### Do this
Return the lines below that carry the word "Испания".

### The input
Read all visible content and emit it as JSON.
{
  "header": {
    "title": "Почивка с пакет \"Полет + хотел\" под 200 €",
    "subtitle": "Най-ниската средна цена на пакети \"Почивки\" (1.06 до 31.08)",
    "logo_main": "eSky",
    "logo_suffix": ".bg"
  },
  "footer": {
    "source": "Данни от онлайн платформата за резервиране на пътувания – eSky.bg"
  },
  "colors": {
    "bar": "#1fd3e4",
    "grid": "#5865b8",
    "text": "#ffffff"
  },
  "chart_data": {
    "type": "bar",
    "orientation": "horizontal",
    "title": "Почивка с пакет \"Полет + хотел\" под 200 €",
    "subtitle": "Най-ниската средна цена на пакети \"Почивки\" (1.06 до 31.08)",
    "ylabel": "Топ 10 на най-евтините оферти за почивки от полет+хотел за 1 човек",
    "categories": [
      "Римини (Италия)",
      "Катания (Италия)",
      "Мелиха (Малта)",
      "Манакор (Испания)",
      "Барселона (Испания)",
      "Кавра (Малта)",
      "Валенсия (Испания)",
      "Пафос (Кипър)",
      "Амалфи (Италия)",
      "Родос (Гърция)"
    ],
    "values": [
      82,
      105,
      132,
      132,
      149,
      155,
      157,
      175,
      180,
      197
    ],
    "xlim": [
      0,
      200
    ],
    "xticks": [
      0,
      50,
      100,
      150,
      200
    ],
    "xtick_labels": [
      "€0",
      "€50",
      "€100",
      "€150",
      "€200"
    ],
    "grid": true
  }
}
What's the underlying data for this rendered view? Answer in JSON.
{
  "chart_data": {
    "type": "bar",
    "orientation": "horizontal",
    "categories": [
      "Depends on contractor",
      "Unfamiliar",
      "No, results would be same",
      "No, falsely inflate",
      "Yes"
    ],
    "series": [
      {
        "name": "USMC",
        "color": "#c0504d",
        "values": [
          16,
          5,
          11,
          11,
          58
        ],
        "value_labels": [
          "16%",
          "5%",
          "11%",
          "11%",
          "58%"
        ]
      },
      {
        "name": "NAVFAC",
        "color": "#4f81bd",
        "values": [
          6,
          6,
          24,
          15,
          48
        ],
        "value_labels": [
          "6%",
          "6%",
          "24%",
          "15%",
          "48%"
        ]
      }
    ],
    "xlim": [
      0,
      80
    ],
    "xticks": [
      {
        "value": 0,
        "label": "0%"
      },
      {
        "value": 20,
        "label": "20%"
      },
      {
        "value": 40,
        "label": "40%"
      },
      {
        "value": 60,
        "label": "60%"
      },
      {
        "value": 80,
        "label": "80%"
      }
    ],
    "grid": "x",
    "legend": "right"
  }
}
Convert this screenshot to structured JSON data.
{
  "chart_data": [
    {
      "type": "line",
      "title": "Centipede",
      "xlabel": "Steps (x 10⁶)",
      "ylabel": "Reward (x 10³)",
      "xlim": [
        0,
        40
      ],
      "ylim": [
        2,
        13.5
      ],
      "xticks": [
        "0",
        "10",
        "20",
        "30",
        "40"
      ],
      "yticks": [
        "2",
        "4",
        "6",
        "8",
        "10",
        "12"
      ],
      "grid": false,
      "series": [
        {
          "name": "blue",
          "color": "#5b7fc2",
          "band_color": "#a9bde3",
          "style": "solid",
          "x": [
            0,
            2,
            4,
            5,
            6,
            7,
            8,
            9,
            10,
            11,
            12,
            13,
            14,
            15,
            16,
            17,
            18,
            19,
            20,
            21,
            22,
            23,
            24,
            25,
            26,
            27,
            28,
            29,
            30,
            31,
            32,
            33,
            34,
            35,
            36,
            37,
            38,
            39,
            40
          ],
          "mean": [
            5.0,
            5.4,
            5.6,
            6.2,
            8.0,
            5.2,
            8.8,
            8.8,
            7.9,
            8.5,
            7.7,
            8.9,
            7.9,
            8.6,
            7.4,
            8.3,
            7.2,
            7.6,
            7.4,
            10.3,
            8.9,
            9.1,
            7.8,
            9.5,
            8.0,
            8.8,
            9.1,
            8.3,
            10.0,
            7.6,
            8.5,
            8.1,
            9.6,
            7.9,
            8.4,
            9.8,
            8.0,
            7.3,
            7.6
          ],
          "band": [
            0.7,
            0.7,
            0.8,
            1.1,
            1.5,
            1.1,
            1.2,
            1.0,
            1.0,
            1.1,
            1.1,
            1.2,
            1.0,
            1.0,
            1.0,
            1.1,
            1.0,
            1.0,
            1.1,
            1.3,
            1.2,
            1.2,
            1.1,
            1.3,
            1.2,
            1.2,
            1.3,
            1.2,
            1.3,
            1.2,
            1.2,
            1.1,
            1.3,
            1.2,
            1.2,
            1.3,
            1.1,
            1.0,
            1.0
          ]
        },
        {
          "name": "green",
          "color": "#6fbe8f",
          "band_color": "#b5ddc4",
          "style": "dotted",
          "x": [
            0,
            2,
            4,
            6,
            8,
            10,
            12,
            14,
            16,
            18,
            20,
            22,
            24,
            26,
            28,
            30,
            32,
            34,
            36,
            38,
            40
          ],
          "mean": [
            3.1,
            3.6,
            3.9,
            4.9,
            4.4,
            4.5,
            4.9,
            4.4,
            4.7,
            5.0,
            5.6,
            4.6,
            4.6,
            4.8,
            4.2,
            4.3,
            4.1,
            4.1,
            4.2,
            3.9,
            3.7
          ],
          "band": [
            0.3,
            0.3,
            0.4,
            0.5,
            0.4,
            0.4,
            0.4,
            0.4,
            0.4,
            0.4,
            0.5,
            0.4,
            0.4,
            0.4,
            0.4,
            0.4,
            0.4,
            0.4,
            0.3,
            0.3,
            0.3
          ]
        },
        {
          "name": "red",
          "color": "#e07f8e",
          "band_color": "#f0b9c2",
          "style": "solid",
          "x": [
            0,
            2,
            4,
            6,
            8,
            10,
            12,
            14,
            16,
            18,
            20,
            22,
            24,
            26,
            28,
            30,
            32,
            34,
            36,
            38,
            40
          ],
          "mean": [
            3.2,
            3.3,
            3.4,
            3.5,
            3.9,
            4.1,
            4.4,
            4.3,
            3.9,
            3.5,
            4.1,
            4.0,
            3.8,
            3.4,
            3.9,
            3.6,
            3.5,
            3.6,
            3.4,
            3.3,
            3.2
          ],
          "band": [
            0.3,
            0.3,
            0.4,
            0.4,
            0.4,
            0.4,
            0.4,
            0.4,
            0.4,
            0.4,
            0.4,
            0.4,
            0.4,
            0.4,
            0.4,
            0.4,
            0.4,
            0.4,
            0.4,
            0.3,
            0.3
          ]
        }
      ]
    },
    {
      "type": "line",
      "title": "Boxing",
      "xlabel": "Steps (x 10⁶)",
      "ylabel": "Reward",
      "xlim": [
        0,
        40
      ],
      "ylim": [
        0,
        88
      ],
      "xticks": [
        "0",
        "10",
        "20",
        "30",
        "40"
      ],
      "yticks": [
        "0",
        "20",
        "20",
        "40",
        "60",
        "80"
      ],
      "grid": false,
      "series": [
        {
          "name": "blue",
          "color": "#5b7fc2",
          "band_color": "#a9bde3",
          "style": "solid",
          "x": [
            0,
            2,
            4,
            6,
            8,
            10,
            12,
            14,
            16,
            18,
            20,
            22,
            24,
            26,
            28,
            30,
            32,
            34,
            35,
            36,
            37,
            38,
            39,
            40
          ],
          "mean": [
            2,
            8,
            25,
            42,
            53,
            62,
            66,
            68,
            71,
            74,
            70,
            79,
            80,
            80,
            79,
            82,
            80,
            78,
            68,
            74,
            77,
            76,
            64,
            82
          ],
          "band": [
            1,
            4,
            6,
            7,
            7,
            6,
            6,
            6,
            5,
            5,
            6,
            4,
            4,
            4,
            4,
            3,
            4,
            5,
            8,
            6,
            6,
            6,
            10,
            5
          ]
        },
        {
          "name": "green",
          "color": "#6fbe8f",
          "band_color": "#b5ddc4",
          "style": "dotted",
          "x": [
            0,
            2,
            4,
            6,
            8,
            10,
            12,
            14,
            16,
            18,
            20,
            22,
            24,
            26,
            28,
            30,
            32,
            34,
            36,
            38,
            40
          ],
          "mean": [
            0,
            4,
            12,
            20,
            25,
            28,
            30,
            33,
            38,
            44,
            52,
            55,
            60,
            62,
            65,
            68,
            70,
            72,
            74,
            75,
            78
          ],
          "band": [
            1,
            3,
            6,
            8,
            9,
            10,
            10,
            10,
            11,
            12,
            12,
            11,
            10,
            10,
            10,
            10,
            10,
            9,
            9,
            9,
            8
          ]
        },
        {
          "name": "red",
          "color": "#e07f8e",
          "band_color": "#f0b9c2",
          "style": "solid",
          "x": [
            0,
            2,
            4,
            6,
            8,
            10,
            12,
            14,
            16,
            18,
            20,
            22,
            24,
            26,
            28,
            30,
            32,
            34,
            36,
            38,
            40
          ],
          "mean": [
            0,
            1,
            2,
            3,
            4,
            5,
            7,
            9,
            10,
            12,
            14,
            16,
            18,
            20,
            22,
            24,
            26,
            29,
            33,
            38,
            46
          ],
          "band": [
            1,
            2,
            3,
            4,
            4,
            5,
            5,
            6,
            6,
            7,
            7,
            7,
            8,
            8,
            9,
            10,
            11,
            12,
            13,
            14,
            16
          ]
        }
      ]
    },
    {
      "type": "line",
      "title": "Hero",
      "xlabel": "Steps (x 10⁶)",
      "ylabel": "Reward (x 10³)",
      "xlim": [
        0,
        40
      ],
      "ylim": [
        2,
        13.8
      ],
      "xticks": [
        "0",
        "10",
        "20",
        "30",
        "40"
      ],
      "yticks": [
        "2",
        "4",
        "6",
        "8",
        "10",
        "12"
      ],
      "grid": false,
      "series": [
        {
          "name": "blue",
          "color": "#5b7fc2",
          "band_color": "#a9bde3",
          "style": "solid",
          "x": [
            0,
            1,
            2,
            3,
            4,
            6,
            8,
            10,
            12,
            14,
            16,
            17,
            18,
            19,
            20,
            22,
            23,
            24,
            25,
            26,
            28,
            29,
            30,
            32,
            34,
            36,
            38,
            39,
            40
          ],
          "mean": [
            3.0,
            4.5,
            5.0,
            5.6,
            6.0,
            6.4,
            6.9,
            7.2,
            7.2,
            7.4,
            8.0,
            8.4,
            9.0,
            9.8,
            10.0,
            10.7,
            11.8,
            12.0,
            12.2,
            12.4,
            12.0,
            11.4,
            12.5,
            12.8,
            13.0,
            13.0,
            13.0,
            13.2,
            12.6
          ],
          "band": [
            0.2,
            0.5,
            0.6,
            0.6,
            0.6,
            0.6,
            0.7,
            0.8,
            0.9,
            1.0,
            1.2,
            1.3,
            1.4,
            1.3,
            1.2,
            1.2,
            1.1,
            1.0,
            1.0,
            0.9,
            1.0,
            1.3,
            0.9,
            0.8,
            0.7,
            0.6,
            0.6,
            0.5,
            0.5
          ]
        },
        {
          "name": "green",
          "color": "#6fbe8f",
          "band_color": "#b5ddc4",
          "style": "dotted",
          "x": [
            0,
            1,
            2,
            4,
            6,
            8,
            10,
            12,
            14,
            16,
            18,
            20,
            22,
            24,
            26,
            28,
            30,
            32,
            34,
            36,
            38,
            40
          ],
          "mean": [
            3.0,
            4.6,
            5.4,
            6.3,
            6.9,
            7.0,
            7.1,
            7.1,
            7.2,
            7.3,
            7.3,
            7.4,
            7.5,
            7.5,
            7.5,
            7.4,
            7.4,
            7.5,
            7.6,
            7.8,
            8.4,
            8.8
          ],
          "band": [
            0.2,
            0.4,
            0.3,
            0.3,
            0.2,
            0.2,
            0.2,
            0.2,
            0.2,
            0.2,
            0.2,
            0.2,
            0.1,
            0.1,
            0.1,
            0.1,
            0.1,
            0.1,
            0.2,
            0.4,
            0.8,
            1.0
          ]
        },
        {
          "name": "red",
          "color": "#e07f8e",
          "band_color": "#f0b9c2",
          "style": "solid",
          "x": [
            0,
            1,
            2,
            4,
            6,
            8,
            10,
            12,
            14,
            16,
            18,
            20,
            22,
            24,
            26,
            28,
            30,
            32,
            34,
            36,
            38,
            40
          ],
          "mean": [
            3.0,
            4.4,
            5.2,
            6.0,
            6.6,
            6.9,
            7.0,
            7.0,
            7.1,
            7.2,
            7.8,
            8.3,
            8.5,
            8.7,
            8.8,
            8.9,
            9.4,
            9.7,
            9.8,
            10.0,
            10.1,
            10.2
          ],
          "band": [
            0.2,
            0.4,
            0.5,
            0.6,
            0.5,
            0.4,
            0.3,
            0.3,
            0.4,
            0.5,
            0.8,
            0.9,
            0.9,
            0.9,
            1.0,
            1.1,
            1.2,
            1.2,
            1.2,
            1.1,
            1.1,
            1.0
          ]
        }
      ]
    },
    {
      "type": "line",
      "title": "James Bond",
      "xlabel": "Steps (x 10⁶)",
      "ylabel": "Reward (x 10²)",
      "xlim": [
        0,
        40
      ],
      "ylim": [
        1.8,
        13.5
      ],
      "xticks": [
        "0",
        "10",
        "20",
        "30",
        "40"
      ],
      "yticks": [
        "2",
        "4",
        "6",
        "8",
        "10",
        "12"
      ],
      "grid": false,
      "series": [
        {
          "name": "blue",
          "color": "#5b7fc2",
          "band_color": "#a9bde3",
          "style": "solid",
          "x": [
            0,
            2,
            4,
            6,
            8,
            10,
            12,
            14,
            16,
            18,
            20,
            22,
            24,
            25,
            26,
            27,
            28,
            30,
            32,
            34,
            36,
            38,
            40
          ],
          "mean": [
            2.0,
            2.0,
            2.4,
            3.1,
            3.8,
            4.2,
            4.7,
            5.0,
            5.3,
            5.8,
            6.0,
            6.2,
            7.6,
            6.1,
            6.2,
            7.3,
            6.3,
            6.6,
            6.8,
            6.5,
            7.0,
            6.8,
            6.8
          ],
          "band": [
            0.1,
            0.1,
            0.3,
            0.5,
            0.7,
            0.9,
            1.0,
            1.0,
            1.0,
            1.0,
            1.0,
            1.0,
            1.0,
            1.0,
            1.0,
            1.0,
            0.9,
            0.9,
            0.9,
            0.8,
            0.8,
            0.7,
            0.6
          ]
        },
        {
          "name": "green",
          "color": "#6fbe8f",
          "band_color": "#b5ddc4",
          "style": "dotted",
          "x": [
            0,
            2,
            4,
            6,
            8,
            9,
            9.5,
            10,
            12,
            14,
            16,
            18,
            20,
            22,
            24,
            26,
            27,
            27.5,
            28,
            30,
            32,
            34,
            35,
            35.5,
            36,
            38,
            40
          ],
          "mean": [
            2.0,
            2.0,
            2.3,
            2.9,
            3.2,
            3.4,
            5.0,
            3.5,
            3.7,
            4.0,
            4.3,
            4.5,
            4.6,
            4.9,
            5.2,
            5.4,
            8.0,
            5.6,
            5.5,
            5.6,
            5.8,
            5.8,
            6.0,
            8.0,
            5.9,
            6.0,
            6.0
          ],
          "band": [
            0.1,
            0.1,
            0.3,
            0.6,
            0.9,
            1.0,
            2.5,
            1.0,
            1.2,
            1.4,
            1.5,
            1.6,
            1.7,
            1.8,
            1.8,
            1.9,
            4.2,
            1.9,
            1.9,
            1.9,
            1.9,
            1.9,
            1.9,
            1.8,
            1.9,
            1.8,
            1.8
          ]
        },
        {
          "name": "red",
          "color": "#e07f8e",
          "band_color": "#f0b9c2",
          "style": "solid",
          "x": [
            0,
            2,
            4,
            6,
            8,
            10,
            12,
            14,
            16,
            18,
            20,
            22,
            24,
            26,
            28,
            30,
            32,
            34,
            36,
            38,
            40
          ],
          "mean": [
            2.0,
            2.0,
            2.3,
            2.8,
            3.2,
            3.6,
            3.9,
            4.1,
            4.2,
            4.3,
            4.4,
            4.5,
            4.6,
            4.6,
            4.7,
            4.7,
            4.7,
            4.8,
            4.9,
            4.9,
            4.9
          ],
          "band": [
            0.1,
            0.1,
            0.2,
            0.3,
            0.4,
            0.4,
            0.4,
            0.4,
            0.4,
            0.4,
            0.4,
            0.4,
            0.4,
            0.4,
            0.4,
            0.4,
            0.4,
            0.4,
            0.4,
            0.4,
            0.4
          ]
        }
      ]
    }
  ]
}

### Written reply
      "Манакор (Испания)",
      "Барселона (Испания)",
      "Валенсия (Испания)",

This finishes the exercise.